— PROBLEM TO SOLVE —
Will you transcribe the entries that follow, exactly and in full?

(Records contained in a dataset)
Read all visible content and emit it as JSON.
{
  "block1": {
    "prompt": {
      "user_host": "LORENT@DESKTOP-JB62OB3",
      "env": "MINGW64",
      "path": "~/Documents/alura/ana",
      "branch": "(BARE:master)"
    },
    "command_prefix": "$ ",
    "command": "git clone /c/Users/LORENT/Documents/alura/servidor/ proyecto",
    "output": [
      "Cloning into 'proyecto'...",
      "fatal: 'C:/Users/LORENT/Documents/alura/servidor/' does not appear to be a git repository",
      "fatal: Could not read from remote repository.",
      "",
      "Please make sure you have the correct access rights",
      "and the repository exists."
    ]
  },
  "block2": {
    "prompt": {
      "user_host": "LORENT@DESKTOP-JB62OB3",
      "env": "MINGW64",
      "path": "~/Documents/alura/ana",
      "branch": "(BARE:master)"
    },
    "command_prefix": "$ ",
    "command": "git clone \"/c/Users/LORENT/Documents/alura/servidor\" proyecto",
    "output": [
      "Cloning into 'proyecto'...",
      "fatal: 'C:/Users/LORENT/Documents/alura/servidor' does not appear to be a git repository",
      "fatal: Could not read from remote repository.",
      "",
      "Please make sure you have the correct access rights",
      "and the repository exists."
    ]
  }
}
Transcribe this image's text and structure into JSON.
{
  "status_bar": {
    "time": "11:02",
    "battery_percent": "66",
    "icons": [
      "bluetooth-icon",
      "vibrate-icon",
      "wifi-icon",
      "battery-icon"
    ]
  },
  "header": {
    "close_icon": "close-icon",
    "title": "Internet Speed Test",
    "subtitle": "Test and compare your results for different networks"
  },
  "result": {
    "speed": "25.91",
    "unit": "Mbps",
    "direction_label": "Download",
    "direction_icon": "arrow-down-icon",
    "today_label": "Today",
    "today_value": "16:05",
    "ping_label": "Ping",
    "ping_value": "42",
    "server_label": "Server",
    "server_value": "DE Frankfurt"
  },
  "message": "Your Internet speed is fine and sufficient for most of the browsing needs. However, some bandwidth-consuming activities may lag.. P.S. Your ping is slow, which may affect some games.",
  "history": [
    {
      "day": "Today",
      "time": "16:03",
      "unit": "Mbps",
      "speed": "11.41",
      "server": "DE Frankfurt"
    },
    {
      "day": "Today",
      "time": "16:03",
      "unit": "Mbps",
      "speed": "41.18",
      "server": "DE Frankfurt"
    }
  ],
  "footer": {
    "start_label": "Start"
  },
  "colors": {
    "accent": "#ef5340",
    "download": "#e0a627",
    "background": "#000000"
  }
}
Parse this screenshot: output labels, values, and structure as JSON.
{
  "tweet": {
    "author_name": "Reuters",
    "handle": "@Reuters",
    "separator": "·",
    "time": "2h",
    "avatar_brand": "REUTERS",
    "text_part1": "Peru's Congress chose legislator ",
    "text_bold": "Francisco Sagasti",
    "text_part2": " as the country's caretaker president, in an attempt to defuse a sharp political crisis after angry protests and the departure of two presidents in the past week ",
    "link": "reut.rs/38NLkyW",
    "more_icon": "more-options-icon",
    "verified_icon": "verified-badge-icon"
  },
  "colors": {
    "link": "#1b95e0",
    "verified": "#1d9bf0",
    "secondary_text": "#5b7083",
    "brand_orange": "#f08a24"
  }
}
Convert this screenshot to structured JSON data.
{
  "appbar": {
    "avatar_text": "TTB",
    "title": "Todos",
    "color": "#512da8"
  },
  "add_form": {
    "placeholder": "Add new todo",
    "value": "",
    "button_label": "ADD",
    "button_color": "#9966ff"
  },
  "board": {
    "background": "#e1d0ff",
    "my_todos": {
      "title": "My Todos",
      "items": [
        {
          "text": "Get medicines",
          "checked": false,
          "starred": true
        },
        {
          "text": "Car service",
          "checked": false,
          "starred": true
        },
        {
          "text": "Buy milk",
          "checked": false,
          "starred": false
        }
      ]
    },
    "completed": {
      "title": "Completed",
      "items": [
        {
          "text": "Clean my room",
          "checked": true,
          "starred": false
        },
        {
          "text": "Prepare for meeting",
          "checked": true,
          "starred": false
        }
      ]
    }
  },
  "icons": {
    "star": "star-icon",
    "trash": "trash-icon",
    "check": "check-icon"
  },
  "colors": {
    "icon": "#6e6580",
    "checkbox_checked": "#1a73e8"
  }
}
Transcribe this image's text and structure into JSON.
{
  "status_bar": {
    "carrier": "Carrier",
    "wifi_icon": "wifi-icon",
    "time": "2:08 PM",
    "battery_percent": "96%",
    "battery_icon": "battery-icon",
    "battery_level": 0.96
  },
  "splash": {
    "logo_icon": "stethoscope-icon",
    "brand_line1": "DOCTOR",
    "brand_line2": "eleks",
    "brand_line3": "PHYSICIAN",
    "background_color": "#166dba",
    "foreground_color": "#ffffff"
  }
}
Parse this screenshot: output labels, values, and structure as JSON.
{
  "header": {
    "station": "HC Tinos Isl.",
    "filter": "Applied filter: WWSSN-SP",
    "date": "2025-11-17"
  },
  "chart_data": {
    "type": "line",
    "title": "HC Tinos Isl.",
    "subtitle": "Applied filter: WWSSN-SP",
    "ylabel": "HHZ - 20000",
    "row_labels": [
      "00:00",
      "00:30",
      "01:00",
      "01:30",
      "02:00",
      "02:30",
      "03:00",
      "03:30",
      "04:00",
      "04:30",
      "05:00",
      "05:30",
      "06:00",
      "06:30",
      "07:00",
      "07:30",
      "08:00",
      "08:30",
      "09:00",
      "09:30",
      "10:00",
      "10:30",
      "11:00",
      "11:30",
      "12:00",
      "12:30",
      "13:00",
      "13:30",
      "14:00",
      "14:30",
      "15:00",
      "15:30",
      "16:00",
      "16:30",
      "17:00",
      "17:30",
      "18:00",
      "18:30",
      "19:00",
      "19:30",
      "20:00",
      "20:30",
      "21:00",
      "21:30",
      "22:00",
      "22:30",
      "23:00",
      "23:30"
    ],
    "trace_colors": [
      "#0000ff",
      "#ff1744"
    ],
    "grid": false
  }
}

— EXERCISE ANSWER —
Read all visible content and emit it as JSON.
{
  "block1": {
    "prompt": {
      "user_host": "LORENT@DESKTOP-JB62OB3",
      "env": "MINGW64",
      "path": "~/Documents/alura/ana",
      "branch": "(BARE:master)"
    },
    "command_prefix": "$ ",
    "command": "git clone /c/Users/LORENT/Documents/alura/servidor/ proyecto",
    "output": [
      "Cloning into 'proyecto'...",
      "fatal: 'C:/Users/LORENT/Documents/alura/servidor/' does not appear to be a git repository",
      "fatal: Could not read from remote repository.",
      "",
      "Please make sure you have the correct access rights",
      "and the repository exists."
    ]
  },
  "block2": {
    "prompt": {
      "user_host": "LORENT@DESKTOP-JB62OB3",
      "env": "MINGW64",
      "path": "~/Documents/alura/ana",
      "branch": "(BARE:master)"
    },
    "command_prefix": "$ ",
    "command": "git clone \"/c/Users/LORENT/Documents/alura/servidor\" proyecto",
    "output": [
      "Cloning into 'proyecto'...",
      "fatal: 'C:/Users/LORENT/Documents/alura/servidor' does not appear to be a git repository",
      "fatal: Could not read from remote repository.",
      "",
      "Please make sure you have the correct access rights",
      "and the repository exists."
    ]
  }
}
Transcribe this image's text and structure into JSON.
{
  "status_bar": {
    "time": "11:02",
    "battery_percent": "66",
    "icons": [
      "bluetooth-icon",
      "vibrate-icon",
      "wifi-icon",
      "battery-icon"
    ]
  },
  "header": {
    "close_icon": "close-icon",
    "title": "Internet Speed Test",
    "subtitle": "Test and compare your results for different networks"
  },
  "result": {
    "speed": "25.91",
    "unit": "Mbps",
    "direction_label": "Download",
    "direction_icon": "arrow-down-icon",
    "today_label": "Today",
    "today_value": "16:05",
    "ping_label": "Ping",
    "ping_value": "42",
    "server_label": "Server",
    "server_value": "DE Frankfurt"
  },
  "message": "Your Internet speed is fine and sufficient for most of the browsing needs. However, some bandwidth-consuming activities may lag.. P.S. Your ping is slow, which may affect some games.",
  "history": [
    {
      "day": "Today",
      "time": "16:03",
      "unit": "Mbps",
      "speed": "11.41",
      "server": "DE Frankfurt"
    },
    {
      "day": "Today",
      "time": "16:03",
      "unit": "Mbps",
      "speed": "41.18",
      "server": "DE Frankfurt"
    }
  ],
  "footer": {
    "start_label": "Start"
  },
  "colors": {
    "accent": "#ef5340",
    "download": "#e0a627",
    "background": "#000000"
  }
}
Parse this screenshot: output labels, values, and structure as JSON.
{
  "tweet": {
    "author_name": "Reuters",
    "handle": "@Reuters",
    "separator": "·",
    "time": "2h",
    "avatar_brand": "REUTERS",
    "text_part1": "Peru's Congress chose legislator ",
    "text_bold": "Francisco Sagasti",
    "text_part2": " as the country's caretaker president, in an attempt to defuse a sharp political crisis after angry protests and the departure of two presidents in the past week ",
    "link": "reut.rs/38NLkyW",
    "more_icon": "more-options-icon",
    "verified_icon": "verified-badge-icon"
  },
  "colors": {
    "link": "#1b95e0",
    "verified": "#1d9bf0",
    "secondary_text": "#5b7083",
    "brand_orange": "#f08a24"
  }
}
Convert this screenshot to structured JSON data.
{
  "appbar": {
    "avatar_text": "TTB",
    "title": "Todos",
    "color": "#512da8"
  },
  "add_form": {
    "placeholder": "Add new todo",
    "value": "",
    "button_label": "ADD",
    "button_color": "#9966ff"
  },
  "board": {
    "background": "#e1d0ff",
    "my_todos": {
      "title": "My Todos",
      "items": [
        {
          "text": "Get medicines",
          "checked": false,
          "starred": true
        },
        {
          "text": "Car service",
          "checked": false,
          "starred": true
        },
        {
          "text": "Buy milk",
          "checked": false,
          "starred": false
        }
      ]
    },
    "completed": {
      "title": "Completed",
      "items": [
        {
          "text": "Clean my room",
          "checked": true,
          "starred": false
        },
        {
          "text": "Prepare for meeting",
          "checked": true,
          "starred": false
        }
      ]
    }
  },
  "icons": {
    "star": "star-icon",
    "trash": "trash-icon",
    "check": "check-icon"
  },
  "colors": {
    "icon": "#6e6580",
    "checkbox_checked": "#1a73e8"
  }
}
Transcribe this image's text and structure into JSON.
{
  "status_bar": {
    "carrier": "Carrier",
    "wifi_icon": "wifi-icon",
    "time": "2:08 PM",
    "battery_percent": "96%",
    "battery_icon": "battery-icon",
    "battery_level": 0.96
  },
  "splash": {
    "logo_icon": "stethoscope-icon",
    "brand_line1": "DOCTOR",
    "brand_line2": "eleks",
    "brand_line3": "PHYSICIAN",
    "background_color": "#166dba",
    "foreground_color": "#ffffff"
  }
}
Parse this screenshot: output labels, values, and structure as JSON.
{
  "header": {
    "station": "HC Tinos Isl.",
    "filter": "Applied filter: WWSSN-SP",
    "date": "2025-11-17"
  },
  "chart_data": {
    "type": "line",
    "title": "HC Tinos Isl.",
    "subtitle": "Applied filter: WWSSN-SP",
    "ylabel": "HHZ - 20000",
    "row_labels": [
      "00:00",
      "00:30",
      "01:00",
      "01:30",
      "02:00",
      "02:30",
      "03:00",
      "03:30",
      "04:00",
      "04:30",
      "05:00",
      "05:30",
      "06:00",
      "06:30",
      "07:00",
      "07:30",
      "08:00",
      "08:30",
      "09:00",
      "09:30",
      "10:00",
      "10:30",
      "11:00",
      "11:30",
      "12:00",
      "12:30",
      "13:00",
      "13:30",
      "14:00",
      "14:30",
      "15:00",
      "15:30",
      "16:00",
      "16:30",
      "17:00",
      "17:30",
      "18:00",
      "18:30",
      "19:00",
      "19:30",
      "20:00",
      "20:30",
      "21:00",
      "21:30",
      "22:00",
      "22:30",
      "23:00",
      "23:30"
    ],
    "trace_colors": [
      "#0000ff",
      "#ff1744"
    ],
    "grid": false
  }
}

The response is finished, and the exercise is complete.